Exercise requirements: Search the data for the word "ylabel" and copy every line that contains it.

Items:
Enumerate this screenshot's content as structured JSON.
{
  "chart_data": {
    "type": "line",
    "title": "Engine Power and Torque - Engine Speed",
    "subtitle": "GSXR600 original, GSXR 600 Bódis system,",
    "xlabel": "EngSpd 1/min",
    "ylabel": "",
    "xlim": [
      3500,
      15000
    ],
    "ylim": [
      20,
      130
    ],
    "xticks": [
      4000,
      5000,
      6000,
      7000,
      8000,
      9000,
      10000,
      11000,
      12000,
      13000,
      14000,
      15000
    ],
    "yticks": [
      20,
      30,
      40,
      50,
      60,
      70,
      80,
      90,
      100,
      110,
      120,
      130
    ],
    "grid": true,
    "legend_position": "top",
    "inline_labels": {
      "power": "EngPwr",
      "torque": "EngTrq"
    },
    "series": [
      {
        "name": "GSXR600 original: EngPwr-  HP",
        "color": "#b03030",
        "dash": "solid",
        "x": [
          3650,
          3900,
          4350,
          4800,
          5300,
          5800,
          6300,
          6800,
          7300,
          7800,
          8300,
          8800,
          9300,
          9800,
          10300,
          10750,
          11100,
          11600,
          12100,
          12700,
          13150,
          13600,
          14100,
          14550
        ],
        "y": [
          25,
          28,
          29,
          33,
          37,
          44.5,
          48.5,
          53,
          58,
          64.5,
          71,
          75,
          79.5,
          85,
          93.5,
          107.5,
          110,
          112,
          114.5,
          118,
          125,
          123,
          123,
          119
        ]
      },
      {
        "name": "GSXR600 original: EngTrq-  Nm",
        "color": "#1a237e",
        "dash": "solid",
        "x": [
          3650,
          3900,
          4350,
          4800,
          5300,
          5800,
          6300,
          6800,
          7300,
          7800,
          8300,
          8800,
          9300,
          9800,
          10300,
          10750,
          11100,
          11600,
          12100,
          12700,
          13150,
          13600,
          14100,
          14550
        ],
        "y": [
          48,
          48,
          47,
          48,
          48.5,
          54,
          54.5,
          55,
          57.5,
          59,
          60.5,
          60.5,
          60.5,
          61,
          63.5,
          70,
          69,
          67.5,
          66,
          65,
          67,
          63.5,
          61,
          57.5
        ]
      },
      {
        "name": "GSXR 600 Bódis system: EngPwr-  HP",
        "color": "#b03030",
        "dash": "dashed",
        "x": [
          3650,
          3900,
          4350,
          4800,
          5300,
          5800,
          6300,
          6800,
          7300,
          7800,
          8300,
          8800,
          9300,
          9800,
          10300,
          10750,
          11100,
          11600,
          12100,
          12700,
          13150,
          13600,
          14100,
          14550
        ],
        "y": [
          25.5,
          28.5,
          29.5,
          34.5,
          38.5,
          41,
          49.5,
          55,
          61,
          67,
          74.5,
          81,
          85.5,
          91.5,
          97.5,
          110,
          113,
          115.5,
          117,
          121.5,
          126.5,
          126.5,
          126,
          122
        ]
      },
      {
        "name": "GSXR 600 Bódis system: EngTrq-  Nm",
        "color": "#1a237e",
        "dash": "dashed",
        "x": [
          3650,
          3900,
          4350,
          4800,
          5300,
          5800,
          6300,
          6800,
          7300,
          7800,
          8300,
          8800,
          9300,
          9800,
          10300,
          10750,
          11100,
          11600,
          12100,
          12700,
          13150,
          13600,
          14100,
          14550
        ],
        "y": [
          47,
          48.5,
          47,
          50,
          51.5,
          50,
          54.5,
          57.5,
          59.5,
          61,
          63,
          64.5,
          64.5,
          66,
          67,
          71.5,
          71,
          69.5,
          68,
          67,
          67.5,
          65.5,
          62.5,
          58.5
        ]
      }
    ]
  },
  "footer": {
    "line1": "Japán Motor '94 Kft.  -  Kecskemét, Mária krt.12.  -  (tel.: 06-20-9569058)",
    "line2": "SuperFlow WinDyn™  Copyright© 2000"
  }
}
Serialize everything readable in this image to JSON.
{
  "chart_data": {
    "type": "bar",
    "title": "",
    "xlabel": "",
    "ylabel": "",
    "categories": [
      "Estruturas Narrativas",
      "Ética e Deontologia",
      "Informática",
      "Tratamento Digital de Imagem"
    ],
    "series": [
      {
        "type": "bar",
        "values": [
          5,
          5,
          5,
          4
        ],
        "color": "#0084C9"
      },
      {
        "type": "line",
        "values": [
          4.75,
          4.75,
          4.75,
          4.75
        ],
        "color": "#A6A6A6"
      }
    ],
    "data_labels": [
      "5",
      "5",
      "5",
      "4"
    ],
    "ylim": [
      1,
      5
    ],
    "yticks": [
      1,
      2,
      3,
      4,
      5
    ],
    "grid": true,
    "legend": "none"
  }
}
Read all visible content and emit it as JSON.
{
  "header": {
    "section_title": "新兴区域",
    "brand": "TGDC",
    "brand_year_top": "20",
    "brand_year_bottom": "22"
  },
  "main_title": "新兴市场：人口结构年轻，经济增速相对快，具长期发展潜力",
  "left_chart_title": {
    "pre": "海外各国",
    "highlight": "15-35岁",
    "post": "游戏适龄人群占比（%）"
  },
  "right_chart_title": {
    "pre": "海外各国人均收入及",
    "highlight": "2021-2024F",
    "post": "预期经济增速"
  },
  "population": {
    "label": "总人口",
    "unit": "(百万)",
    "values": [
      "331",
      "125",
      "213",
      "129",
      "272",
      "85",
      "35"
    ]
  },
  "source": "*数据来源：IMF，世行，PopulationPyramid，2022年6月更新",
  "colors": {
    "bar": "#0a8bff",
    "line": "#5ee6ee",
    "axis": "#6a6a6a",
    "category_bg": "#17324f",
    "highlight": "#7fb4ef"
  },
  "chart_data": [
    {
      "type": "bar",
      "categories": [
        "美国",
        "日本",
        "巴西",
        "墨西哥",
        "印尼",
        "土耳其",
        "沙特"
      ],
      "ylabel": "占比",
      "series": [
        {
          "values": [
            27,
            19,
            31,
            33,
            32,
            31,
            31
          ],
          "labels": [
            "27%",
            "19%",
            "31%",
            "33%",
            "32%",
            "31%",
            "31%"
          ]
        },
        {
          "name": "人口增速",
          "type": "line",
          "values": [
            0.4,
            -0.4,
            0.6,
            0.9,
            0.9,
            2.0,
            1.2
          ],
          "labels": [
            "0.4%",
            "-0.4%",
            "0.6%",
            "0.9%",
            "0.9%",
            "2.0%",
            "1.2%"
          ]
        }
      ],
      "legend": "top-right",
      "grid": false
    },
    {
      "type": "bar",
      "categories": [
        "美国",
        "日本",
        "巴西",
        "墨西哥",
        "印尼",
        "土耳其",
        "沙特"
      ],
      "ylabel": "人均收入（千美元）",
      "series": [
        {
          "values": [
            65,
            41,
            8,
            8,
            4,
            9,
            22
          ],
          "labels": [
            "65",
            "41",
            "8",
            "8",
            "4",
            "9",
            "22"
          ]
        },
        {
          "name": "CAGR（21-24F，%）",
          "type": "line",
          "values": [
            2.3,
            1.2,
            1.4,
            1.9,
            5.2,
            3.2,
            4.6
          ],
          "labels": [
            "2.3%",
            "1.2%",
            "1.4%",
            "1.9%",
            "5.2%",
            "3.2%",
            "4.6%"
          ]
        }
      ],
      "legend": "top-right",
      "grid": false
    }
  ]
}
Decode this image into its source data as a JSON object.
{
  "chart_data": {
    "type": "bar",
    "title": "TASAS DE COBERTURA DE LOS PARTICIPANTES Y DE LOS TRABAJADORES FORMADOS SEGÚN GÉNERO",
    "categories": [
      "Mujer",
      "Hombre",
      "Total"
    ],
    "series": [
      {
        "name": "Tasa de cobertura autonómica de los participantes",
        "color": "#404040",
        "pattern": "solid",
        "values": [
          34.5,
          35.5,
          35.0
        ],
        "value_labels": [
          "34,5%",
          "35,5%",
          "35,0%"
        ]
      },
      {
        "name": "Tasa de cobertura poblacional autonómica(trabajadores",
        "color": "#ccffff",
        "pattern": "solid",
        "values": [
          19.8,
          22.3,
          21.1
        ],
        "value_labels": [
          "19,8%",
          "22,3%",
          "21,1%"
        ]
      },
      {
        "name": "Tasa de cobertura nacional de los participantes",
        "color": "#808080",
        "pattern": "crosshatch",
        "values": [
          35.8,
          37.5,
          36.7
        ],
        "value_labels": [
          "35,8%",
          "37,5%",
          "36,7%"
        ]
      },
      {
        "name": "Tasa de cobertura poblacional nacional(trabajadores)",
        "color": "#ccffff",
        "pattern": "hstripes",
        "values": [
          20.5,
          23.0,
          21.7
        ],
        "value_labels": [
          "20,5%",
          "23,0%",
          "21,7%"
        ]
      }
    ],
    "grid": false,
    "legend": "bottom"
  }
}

Exercise solution:
    "ylabel": "",
    "ylabel": "",
      "ylabel": "占比",
      "ylabel": "人均收入（千美元）",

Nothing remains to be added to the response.